WHAT YOU SHOULD DO:
Give back all the data exactly, line by line.

==============================

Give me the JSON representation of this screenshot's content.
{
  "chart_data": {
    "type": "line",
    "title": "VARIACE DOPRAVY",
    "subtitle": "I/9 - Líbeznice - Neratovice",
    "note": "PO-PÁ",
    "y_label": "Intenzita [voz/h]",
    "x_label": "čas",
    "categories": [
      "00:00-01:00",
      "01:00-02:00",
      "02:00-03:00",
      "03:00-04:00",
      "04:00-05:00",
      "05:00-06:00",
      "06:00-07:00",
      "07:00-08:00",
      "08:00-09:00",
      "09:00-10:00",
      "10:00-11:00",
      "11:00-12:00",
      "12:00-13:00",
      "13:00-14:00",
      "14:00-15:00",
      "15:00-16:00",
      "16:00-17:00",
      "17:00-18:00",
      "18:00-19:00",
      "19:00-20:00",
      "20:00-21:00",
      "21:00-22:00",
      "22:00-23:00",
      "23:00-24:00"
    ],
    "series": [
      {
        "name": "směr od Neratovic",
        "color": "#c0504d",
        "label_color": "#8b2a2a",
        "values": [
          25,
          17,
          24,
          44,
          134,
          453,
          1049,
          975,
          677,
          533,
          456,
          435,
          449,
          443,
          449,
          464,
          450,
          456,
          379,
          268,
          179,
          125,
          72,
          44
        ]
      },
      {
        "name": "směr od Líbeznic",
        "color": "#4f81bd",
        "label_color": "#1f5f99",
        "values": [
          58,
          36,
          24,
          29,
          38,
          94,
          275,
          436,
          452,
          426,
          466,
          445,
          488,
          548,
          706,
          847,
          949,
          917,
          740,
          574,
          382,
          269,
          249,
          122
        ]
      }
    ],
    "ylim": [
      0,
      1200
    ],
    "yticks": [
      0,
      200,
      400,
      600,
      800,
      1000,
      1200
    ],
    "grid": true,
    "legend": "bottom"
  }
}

==============================

ANSWER FOR THIS EXERCISE:
Give me the JSON representation of this screenshot's content.
{
  "chart_data": {
    "type": "line",
    "title": "VARIACE DOPRAVY",
    "subtitle": "I/9 - Líbeznice - Neratovice",
    "note": "PO-PÁ",
    "y_label": "Intenzita [voz/h]",
    "x_label": "čas",
    "categories": [
      "00:00-01:00",
      "01:00-02:00",
      "02:00-03:00",
      "03:00-04:00",
      "04:00-05:00",
      "05:00-06:00",
      "06:00-07:00",
      "07:00-08:00",
      "08:00-09:00",
      "09:00-10:00",
      "10:00-11:00",
      "11:00-12:00",
      "12:00-13:00",
      "13:00-14:00",
      "14:00-15:00",
      "15:00-16:00",
      "16:00-17:00",
      "17:00-18:00",
      "18:00-19:00",
      "19:00-20:00",
      "20:00-21:00",
      "21:00-22:00",
      "22:00-23:00",
      "23:00-24:00"
    ],
    "series": [
      {
        "name": "směr od Neratovic",
        "color": "#c0504d",
        "label_color": "#8b2a2a",
        "values": [
          25,
          17,
          24,
          44,
          134,
          453,
          1049,
          975,
          677,
          533,
          456,
          435,
          449,
          443,
          449,
          464,
          450,
          456,
          379,
          268,
          179,
          125,
          72,
          44
        ]
      },
      {
        "name": "směr od Líbeznic",
        "color": "#4f81bd",
        "label_color": "#1f5f99",
        "values": [
          58,
          36,
          24,
          29,
          38,
          94,
          275,
          436,
          452,
          426,
          466,
          445,
          488,
          548,
          706,
          847,
          949,
          917,
          740,
          574,
          382,
          269,
          249,
          122
        ]
      }
    ],
    "ylim": [
      0,
      1200
    ],
    "yticks": [
      0,
      200,
      400,
      600,
      800,
      1000,
      1200
    ],
    "grid": true,
    "legend": "bottom"
  }
}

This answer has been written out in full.